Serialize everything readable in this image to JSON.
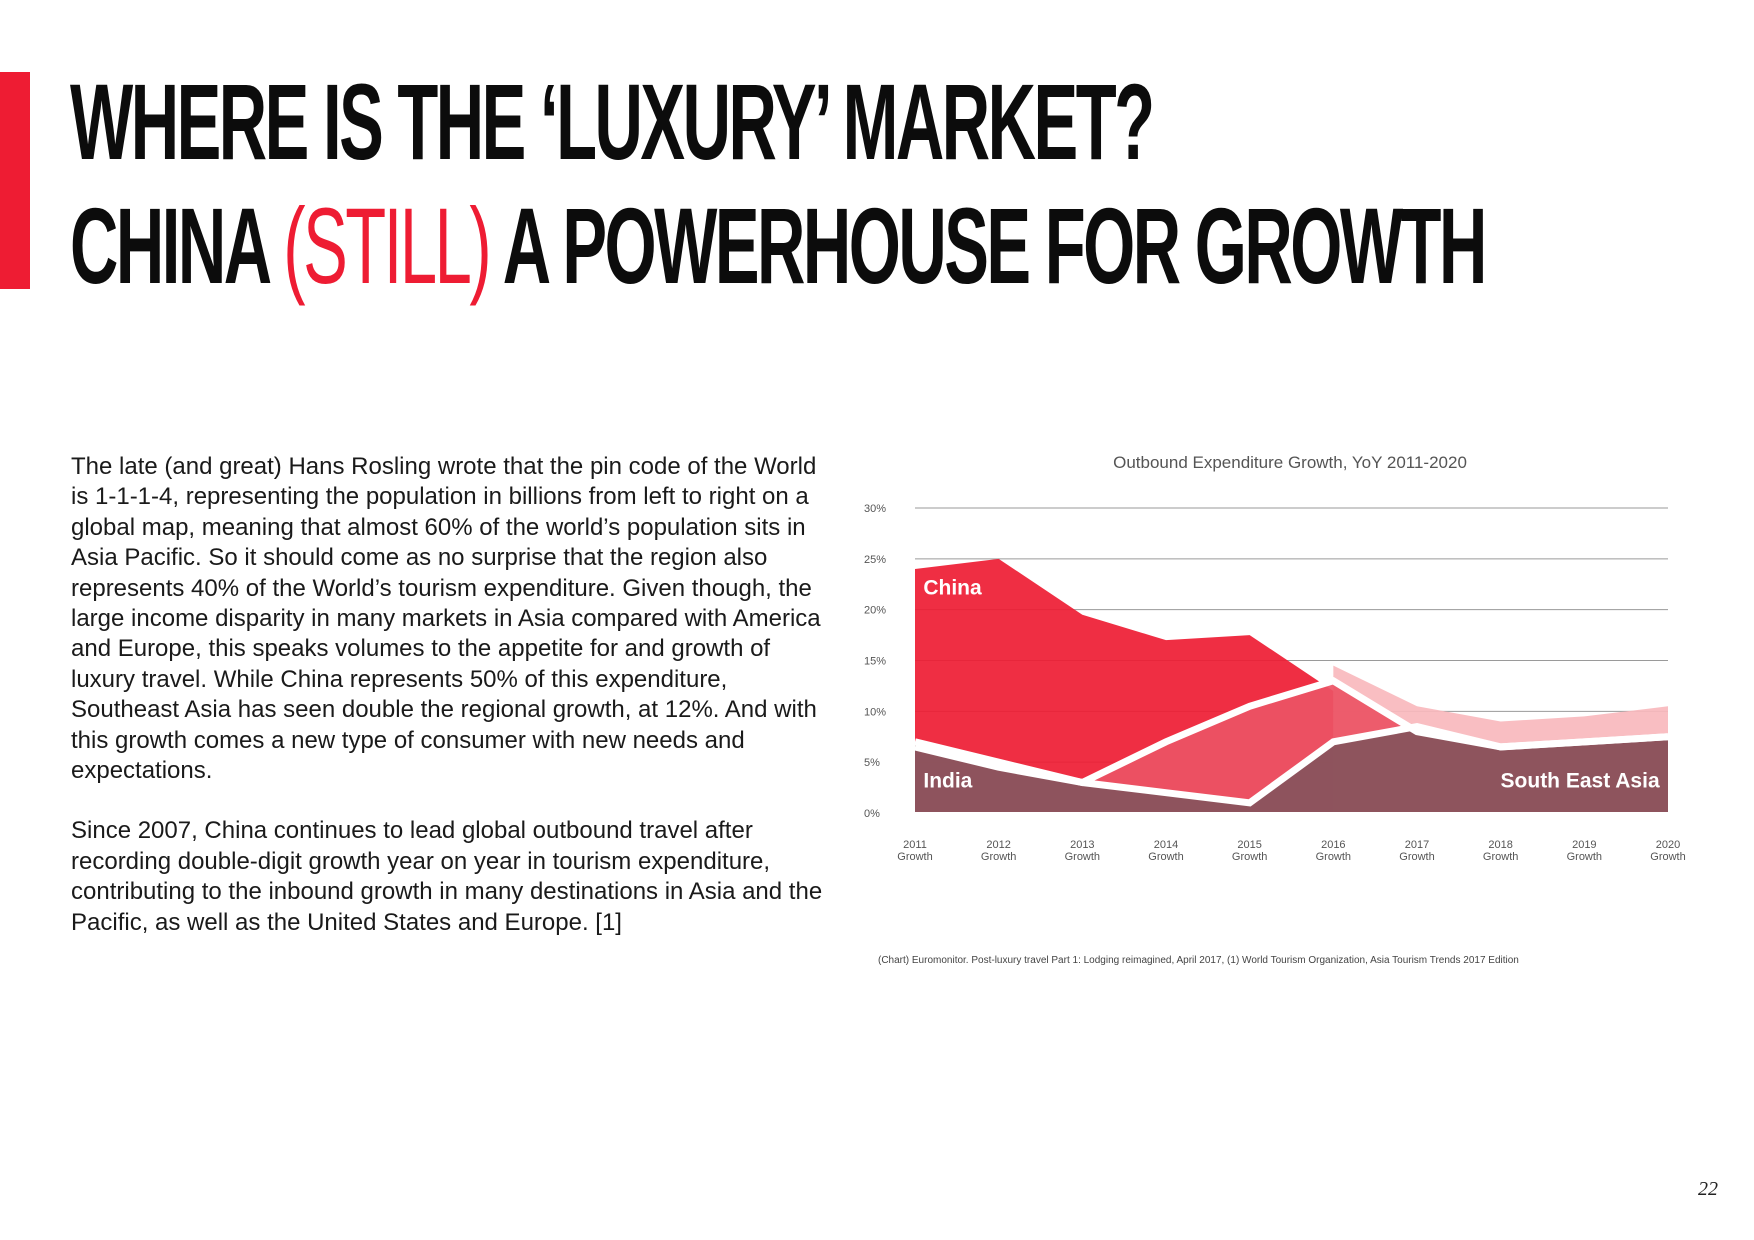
{
  "headline": {
    "line1": "WHERE IS THE ‘LUXURY’ MARKET?",
    "line2_a": "CHINA ",
    "line2_highlight": "(STILL)",
    "line2_b": " A POWERHOUSE FOR GROWTH"
  },
  "body": {
    "paragraph1": "The late (and great) Hans Rosling wrote that the pin code of the World is 1-1-1-4, representing the population in billions from left to right on a global map, meaning that almost 60% of the world’s population sits in Asia Pacific. So it should come as no surprise that the region also represents 40% of the World’s tourism expenditure. Given though, the large income disparity in many markets in Asia compared with America and Europe, this speaks volumes to the appetite for and growth of luxury travel. While China represents 50% of this expenditure, Southeast Asia has seen double the regional growth, at 12%. And with this growth comes a new type of consumer with new needs and expectations.",
    "paragraph2": "Since 2007, China continues to lead global outbound travel after recording double-digit growth year on year in tourism expenditure, contributing to the inbound growth in many destinations in Asia and the Pacific, as well as the United States and Europe. [1]"
  },
  "chart_data": {
    "type": "area",
    "title": "Outbound Expenditure Growth, YoY 2011-2020",
    "categories": [
      "2011 Growth",
      "2012 Growth",
      "2013 Growth",
      "2014 Growth",
      "2015 Growth",
      "2016 Growth",
      "2017 Growth",
      "2018 Growth",
      "2019 Growth",
      "2020 Growth"
    ],
    "category_lines": [
      [
        "2011",
        "Growth"
      ],
      [
        "2012",
        "Growth"
      ],
      [
        "2013",
        "Growth"
      ],
      [
        "2014",
        "Growth"
      ],
      [
        "2015",
        "Growth"
      ],
      [
        "2016",
        "Growth"
      ],
      [
        "2017",
        "Growth"
      ],
      [
        "2018",
        "Growth"
      ],
      [
        "2019",
        "Growth"
      ],
      [
        "2020",
        "Growth"
      ]
    ],
    "y_ticks": [
      "0%",
      "5%",
      "10%",
      "15%",
      "20%",
      "25%",
      "30%"
    ],
    "ylim": [
      0,
      30
    ],
    "grid": true,
    "series": [
      {
        "name": "China",
        "values": [
          24,
          25,
          19.5,
          17,
          17.5,
          12,
          null,
          null,
          null,
          null
        ],
        "color": "#ee1c33"
      },
      {
        "name": "",
        "values": [
          null,
          null,
          null,
          null,
          null,
          14.5,
          10.5,
          9,
          9.5,
          10.5
        ],
        "color": "#f8b8bd"
      },
      {
        "name": "India",
        "values": [
          6.5,
          4.5,
          3,
          7,
          10.5,
          13,
          8,
          6.5,
          7,
          7.5
        ],
        "color": "#ec5465"
      },
      {
        "name": "South East Asia",
        "values": [
          7,
          5,
          3,
          2,
          1,
          7,
          8.5,
          6.5,
          7,
          7.5
        ],
        "color": "#85545c"
      }
    ],
    "colors": {
      "grid": "#9a9a9a",
      "line": "#ffffff",
      "tick_text": "#555555"
    }
  },
  "source_note": "(Chart) Euromonitor. Post-luxury travel Part 1: Lodging reimagined, April 2017, (1) World Tourism Organization, Asia Tourism Trends 2017 Edition",
  "page_number": "22"
}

------------------------------

▶ Short problem:
Images should not appear in the copy; retype the listing above exactly.

▶ Written solution:
Serialize everything readable in this image to JSON.
{
  "headline": {
    "line1": "WHERE IS THE ‘LUXURY’ MARKET?",
    "line2_a": "CHINA ",
    "line2_highlight": "(STILL)",
    "line2_b": " A POWERHOUSE FOR GROWTH"
  },
  "body": {
    "paragraph1": "The late (and great) Hans Rosling wrote that the pin code of the World is 1-1-1-4, representing the population in billions from left to right on a global map, meaning that almost 60% of the world’s population sits in Asia Pacific. So it should come as no surprise that the region also represents 40% of the World’s tourism expenditure. Given though, the large income disparity in many markets in Asia compared with America and Europe, this speaks volumes to the appetite for and growth of luxury travel. While China represents 50% of this expenditure, Southeast Asia has seen double the regional growth, at 12%. And with this growth comes a new type of consumer with new needs and expectations.",
    "paragraph2": "Since 2007, China continues to lead global outbound travel after recording double-digit growth year on year in tourism expenditure, contributing to the inbound growth in many destinations in Asia and the Pacific, as well as the United States and Europe. [1]"
  },
  "chart_data": {
    "type": "area",
    "title": "Outbound Expenditure Growth, YoY 2011-2020",
    "categories": [
      "2011 Growth",
      "2012 Growth",
      "2013 Growth",
      "2014 Growth",
      "2015 Growth",
      "2016 Growth",
      "2017 Growth",
      "2018 Growth",
      "2019 Growth",
      "2020 Growth"
    ],
    "category_lines": [
      [
        "2011",
        "Growth"
      ],
      [
        "2012",
        "Growth"
      ],
      [
        "2013",
        "Growth"
      ],
      [
        "2014",
        "Growth"
      ],
      [
        "2015",
        "Growth"
      ],
      [
        "2016",
        "Growth"
      ],
      [
        "2017",
        "Growth"
      ],
      [
        "2018",
        "Growth"
      ],
      [
        "2019",
        "Growth"
      ],
      [
        "2020",
        "Growth"
      ]
    ],
    "y_ticks": [
      "0%",
      "5%",
      "10%",
      "15%",
      "20%",
      "25%",
      "30%"
    ],
    "ylim": [
      0,
      30
    ],
    "grid": true,
    "series": [
      {
        "name": "China",
        "values": [
          24,
          25,
          19.5,
          17,
          17.5,
          12,
          null,
          null,
          null,
          null
        ],
        "color": "#ee1c33"
      },
      {
        "name": "",
        "values": [
          null,
          null,
          null,
          null,
          null,
          14.5,
          10.5,
          9,
          9.5,
          10.5
        ],
        "color": "#f8b8bd"
      },
      {
        "name": "India",
        "values": [
          6.5,
          4.5,
          3,
          7,
          10.5,
          13,
          8,
          6.5,
          7,
          7.5
        ],
        "color": "#ec5465"
      },
      {
        "name": "South East Asia",
        "values": [
          7,
          5,
          3,
          2,
          1,
          7,
          8.5,
          6.5,
          7,
          7.5
        ],
        "color": "#85545c"
      }
    ],
    "colors": {
      "grid": "#9a9a9a",
      "line": "#ffffff",
      "tick_text": "#555555"
    }
  },
  "source_note": "(Chart) Euromonitor. Post-luxury travel Part 1: Lodging reimagined, April 2017, (1) World Tourism Organization, Asia Tourism Trends 2017 Edition",
  "page_number": "22"
}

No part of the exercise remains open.